- **Directions for this task**
Filter out everything except lines holding "streptase".

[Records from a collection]

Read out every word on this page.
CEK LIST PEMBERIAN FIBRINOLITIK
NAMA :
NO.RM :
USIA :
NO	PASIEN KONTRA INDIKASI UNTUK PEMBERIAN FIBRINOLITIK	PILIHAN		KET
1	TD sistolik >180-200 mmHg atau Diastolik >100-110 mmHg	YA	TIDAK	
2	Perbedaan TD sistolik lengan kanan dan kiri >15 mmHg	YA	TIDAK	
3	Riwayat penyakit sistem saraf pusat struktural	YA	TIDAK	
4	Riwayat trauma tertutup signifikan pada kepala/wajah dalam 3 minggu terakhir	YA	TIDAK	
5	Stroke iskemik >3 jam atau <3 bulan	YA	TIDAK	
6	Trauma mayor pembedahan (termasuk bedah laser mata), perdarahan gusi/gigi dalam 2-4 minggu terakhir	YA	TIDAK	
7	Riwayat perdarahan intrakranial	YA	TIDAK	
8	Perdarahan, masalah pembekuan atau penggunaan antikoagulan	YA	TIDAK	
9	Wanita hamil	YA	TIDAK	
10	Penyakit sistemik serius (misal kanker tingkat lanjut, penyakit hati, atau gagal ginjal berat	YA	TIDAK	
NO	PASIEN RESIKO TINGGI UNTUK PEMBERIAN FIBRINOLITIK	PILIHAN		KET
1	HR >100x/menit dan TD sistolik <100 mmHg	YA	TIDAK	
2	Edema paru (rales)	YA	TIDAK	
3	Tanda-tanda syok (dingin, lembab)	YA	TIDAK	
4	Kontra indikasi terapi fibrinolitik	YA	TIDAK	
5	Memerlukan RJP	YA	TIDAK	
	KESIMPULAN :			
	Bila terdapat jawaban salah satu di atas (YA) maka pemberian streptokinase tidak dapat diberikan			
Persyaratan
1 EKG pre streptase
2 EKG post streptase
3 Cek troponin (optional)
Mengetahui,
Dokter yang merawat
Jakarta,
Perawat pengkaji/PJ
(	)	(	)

- **The result**
1 EKG pre streptase
2 EKG post streptase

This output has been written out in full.